DIRECTION:
Copy out each line that mentions the word "ответа".

Dataset excerpt

───

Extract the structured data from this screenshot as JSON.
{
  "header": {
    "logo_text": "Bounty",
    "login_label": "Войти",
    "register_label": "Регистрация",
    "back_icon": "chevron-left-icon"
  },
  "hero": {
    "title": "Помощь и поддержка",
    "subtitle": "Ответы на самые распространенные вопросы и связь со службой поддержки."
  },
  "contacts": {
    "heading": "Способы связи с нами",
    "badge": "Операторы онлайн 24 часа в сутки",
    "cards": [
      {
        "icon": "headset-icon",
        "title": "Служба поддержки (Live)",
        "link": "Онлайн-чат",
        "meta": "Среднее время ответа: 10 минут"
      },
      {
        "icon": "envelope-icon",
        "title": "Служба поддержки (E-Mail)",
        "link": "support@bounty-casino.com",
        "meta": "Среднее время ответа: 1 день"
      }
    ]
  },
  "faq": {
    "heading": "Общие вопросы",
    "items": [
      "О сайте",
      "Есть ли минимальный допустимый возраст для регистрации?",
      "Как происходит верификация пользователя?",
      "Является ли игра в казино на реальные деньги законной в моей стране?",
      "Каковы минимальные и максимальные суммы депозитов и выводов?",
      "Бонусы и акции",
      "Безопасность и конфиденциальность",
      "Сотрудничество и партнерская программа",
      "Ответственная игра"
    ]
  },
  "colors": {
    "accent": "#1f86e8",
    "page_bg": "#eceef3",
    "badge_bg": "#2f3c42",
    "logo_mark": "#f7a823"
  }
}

───

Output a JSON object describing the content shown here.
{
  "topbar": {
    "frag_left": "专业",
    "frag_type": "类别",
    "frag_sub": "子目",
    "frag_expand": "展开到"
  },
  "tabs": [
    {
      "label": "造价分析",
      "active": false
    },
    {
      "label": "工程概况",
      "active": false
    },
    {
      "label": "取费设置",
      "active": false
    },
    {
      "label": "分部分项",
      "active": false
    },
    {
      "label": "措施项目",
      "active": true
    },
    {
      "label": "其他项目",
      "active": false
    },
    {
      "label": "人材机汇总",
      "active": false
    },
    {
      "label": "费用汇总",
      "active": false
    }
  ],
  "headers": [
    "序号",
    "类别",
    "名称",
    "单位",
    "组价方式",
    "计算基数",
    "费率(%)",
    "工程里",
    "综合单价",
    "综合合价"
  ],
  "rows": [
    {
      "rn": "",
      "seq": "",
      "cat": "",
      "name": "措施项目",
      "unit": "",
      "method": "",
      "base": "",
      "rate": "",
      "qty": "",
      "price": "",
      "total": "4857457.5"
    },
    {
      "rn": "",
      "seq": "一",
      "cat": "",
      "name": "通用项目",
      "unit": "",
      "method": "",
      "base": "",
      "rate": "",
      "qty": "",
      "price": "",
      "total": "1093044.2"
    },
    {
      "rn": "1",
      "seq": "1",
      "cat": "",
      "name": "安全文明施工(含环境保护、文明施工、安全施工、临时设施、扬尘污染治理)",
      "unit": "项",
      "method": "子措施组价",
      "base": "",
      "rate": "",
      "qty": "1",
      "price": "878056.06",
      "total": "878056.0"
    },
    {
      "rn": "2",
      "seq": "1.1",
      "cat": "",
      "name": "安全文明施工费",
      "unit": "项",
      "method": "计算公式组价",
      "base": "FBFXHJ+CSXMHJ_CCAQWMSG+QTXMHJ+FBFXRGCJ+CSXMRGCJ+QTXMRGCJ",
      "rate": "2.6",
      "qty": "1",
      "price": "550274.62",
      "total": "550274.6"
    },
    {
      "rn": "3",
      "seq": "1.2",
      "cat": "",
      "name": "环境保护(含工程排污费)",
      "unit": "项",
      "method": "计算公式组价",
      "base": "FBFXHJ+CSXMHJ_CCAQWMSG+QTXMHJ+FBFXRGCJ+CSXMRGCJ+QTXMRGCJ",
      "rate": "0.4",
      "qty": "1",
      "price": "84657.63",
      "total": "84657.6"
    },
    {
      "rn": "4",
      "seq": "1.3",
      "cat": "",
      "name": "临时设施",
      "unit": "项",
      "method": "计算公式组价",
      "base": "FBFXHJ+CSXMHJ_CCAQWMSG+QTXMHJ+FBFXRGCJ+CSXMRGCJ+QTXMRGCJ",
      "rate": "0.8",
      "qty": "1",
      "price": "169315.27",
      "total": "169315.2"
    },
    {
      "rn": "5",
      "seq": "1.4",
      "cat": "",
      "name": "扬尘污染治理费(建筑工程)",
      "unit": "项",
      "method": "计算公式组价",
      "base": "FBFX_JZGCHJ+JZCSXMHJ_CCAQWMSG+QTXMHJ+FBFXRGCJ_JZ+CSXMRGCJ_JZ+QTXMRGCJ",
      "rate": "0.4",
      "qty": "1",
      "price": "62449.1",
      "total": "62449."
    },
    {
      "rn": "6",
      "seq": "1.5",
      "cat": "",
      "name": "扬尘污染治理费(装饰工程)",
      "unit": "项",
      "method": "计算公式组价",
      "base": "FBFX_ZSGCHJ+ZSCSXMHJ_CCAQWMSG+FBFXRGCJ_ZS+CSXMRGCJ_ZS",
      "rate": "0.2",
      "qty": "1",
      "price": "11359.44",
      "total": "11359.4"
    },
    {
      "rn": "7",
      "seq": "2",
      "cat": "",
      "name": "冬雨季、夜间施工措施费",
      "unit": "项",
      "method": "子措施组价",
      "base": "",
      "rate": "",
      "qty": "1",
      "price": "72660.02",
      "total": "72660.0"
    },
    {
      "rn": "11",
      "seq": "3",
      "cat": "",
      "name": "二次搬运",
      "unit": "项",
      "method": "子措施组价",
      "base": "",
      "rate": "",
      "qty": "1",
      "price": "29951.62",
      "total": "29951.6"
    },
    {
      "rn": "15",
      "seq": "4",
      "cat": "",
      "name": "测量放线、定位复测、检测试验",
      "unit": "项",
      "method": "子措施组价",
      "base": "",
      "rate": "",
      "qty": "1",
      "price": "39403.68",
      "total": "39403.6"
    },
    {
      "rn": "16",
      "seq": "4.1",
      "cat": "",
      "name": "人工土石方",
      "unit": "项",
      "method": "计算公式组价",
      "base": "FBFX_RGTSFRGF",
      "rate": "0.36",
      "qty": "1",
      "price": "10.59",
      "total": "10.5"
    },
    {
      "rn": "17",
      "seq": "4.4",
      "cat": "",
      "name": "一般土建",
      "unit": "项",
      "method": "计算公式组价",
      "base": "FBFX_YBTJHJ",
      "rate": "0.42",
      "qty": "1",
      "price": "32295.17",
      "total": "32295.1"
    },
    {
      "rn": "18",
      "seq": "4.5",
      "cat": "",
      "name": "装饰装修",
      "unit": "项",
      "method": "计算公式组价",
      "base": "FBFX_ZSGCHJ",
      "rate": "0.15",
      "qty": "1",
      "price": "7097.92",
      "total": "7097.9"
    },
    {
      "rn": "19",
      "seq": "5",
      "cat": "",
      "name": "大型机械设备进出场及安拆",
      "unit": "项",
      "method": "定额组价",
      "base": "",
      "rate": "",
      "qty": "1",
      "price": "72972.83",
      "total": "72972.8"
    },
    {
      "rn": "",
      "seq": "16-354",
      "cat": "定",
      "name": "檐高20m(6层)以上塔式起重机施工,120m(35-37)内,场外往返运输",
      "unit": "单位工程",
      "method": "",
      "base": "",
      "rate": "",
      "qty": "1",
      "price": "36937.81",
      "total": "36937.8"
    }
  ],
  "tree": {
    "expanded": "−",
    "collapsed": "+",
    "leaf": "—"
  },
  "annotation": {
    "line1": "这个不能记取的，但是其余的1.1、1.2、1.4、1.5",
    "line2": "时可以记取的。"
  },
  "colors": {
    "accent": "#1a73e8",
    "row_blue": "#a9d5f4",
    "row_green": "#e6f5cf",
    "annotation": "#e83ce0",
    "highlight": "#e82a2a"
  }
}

───

RESULT OF THE TASK:
        "meta": "Среднее время ответа: 10 минут"
        "meta": "Среднее время ответа: 1 день"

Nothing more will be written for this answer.